------ Excerpted records ------

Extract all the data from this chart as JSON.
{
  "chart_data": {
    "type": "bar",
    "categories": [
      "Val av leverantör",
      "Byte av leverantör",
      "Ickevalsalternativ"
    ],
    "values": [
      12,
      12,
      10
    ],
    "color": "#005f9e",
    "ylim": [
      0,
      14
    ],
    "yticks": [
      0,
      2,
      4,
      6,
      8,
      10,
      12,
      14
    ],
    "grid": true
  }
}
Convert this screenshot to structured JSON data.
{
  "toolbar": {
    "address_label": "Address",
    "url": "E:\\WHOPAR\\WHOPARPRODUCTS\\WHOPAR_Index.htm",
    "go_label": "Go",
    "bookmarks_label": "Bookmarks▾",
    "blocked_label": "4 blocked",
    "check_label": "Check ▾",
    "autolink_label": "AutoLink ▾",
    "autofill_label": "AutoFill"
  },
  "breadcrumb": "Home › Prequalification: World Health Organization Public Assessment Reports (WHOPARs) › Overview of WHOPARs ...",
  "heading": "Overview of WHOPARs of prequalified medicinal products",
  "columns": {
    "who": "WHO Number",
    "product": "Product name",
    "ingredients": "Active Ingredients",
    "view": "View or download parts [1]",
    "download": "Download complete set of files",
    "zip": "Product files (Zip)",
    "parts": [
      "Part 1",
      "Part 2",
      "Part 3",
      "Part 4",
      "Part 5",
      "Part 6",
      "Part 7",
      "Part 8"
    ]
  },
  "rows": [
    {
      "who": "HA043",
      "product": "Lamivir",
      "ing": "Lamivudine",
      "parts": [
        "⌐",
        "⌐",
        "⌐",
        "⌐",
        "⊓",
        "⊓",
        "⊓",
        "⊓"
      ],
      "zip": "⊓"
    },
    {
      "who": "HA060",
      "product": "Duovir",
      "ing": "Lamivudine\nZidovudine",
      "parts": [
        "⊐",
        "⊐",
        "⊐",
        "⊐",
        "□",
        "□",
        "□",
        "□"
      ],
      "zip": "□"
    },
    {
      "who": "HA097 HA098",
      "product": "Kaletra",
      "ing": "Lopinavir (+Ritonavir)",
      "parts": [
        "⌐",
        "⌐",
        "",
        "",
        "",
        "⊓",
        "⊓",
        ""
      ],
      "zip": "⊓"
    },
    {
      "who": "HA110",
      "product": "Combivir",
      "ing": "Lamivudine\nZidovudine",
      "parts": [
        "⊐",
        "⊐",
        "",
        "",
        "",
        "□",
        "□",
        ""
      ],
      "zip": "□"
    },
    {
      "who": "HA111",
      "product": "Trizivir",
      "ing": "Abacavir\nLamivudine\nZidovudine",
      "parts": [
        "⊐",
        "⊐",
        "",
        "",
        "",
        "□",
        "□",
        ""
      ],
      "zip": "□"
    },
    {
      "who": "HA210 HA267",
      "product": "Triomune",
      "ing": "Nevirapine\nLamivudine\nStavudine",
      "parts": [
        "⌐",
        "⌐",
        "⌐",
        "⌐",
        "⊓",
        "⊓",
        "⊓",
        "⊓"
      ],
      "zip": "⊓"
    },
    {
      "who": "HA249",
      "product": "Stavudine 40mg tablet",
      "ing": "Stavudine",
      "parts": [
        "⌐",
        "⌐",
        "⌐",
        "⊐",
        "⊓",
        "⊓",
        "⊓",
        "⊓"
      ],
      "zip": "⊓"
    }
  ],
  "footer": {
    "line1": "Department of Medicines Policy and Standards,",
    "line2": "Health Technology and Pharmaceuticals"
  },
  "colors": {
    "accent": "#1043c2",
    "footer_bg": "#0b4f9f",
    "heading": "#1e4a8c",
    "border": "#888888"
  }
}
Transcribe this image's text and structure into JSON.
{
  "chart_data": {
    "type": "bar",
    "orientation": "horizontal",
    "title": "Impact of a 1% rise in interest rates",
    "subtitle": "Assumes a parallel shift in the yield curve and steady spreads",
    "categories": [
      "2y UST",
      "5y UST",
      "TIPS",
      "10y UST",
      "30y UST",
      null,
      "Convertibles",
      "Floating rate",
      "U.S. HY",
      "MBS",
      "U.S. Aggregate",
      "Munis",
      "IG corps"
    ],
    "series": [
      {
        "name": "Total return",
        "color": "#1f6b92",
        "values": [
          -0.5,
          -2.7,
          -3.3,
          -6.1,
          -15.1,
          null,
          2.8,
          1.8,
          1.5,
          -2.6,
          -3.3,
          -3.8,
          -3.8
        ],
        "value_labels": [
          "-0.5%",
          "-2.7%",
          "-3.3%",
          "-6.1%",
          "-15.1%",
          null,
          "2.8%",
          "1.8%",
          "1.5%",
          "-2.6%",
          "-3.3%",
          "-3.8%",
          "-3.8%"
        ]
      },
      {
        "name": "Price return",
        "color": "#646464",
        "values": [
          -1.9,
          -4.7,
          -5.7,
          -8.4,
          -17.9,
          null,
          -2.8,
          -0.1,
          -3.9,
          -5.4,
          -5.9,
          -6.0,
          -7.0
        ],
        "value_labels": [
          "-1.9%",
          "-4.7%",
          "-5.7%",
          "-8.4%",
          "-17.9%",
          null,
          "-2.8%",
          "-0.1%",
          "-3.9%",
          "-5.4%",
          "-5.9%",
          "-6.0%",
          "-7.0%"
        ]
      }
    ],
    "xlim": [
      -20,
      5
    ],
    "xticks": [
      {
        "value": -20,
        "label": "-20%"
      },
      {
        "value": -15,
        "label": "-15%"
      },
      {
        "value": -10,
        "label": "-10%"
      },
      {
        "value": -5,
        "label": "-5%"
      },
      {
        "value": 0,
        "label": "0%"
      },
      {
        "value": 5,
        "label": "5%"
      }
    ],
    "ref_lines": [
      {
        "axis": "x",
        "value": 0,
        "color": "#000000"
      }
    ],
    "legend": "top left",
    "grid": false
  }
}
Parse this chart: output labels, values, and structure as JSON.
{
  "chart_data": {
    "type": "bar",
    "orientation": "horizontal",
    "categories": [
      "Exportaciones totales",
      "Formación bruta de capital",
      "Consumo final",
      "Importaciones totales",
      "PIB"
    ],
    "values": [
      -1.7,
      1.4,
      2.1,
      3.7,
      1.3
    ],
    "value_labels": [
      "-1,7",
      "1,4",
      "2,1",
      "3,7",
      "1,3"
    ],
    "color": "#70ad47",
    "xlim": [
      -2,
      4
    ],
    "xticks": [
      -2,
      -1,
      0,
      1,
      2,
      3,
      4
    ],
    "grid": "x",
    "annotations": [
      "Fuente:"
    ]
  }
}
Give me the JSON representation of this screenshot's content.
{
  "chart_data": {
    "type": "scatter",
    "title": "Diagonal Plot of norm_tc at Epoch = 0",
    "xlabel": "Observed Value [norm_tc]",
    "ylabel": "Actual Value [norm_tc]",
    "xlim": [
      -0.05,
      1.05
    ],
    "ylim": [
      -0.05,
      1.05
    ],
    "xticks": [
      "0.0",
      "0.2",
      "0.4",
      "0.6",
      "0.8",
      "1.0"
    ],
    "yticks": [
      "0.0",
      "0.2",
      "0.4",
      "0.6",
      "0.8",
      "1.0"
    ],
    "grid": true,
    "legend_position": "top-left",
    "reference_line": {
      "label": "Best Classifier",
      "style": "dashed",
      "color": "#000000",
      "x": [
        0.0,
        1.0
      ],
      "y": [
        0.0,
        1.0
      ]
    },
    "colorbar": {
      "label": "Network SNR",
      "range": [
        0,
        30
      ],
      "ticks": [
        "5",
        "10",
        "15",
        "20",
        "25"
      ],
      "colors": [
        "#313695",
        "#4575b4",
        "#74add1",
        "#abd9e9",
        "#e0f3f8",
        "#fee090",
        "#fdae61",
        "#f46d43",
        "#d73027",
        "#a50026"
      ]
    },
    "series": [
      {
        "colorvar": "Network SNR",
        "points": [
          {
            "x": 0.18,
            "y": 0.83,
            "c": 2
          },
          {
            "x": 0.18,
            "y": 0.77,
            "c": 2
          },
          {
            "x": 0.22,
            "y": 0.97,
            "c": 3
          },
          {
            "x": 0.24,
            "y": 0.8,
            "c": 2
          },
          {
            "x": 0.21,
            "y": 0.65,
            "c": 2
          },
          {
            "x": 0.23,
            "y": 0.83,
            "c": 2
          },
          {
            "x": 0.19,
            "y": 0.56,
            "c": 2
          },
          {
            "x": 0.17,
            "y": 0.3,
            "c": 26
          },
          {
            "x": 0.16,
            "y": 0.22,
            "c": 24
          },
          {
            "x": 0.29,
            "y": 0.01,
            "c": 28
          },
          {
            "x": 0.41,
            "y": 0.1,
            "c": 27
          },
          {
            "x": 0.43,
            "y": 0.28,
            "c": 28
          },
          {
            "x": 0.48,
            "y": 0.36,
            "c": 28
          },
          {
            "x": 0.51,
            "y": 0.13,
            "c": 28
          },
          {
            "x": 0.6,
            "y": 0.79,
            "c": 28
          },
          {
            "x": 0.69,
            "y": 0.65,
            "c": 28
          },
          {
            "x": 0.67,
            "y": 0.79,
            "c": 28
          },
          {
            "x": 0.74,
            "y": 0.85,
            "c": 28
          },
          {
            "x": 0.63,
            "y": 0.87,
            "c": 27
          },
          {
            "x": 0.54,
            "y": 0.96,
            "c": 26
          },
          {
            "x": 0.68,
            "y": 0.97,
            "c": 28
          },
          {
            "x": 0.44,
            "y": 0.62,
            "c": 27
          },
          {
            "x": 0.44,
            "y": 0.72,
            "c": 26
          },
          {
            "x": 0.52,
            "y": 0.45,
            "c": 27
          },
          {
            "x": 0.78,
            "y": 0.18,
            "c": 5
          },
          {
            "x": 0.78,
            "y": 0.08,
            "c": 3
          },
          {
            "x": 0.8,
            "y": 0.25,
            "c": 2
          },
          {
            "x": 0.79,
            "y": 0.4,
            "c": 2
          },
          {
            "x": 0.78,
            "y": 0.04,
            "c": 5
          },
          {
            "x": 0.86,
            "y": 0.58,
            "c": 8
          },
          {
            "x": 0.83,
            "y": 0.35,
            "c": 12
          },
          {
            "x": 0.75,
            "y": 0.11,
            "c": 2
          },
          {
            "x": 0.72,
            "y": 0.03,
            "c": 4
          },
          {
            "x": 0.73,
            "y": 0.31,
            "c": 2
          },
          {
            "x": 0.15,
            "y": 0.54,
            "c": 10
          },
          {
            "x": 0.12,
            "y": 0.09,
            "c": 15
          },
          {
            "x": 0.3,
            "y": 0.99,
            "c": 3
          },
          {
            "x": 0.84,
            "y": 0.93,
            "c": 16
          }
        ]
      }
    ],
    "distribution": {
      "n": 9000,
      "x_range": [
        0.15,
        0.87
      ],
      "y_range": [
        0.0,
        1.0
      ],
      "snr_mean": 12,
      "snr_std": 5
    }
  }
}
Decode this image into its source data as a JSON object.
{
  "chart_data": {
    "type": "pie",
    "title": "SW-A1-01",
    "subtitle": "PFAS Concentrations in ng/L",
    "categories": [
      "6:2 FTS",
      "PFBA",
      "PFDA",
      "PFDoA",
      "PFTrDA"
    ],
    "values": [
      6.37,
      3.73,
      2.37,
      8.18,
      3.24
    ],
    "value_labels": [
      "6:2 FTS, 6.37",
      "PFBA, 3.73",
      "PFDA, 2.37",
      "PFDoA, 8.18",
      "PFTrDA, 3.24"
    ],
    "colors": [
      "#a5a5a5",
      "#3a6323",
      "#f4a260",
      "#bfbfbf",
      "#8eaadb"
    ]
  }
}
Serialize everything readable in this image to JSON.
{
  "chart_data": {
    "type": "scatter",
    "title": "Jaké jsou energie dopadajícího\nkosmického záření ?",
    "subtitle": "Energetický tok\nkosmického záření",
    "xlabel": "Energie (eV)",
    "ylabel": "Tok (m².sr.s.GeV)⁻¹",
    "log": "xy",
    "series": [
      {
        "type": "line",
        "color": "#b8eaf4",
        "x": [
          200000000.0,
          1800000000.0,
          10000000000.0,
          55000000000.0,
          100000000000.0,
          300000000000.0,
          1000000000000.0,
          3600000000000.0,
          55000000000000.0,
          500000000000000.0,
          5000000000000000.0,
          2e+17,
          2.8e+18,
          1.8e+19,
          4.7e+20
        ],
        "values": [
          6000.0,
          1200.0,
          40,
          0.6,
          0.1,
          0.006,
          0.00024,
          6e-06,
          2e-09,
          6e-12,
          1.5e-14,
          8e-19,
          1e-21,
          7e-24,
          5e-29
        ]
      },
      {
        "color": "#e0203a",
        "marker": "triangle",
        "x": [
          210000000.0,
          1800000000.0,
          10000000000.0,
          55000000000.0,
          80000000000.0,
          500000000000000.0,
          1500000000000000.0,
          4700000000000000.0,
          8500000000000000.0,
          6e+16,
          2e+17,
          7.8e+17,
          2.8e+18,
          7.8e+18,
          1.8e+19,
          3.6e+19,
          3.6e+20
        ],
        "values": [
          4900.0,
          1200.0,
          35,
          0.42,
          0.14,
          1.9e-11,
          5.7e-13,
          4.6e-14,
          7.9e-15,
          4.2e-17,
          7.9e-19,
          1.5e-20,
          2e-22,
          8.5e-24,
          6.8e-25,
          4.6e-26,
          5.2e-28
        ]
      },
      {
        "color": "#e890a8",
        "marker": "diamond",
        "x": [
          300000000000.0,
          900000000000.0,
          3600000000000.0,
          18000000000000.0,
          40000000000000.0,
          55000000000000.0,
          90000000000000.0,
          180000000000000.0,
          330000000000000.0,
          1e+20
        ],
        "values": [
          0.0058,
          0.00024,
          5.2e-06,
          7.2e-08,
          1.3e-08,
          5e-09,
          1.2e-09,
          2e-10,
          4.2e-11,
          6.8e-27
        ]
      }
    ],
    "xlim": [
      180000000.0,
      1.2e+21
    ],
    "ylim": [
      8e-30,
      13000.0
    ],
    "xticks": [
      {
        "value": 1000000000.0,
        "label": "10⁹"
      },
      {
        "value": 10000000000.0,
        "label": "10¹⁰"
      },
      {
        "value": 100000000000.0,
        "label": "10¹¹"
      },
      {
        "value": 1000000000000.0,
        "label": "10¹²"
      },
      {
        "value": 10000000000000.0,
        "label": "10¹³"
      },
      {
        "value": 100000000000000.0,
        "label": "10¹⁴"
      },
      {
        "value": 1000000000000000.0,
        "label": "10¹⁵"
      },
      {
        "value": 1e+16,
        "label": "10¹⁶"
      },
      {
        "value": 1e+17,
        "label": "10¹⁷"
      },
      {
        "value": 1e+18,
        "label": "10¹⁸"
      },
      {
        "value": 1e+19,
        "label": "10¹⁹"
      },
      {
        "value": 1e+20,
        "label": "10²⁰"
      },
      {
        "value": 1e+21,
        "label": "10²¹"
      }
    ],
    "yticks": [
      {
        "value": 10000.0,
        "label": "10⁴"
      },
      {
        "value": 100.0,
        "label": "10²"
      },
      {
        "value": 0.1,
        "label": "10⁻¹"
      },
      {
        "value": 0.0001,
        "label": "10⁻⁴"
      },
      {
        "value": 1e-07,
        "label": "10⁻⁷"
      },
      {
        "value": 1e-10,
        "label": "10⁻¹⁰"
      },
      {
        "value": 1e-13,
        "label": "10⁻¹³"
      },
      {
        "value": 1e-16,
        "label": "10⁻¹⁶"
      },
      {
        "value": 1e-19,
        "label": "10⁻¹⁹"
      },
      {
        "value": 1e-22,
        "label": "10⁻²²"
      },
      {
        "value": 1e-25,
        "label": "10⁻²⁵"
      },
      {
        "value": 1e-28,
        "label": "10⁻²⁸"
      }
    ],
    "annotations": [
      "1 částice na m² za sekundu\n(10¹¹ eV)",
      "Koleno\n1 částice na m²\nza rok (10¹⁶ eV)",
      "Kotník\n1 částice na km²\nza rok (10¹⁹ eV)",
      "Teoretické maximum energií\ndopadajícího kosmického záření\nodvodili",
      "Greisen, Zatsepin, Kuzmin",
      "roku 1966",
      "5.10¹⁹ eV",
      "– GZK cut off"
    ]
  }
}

------

Search the records for the word "xlabel" and copy every line where it occurs.

    "xlabel": "Observed Value [norm_tc]",
    "xlabel": "Energie (eV)",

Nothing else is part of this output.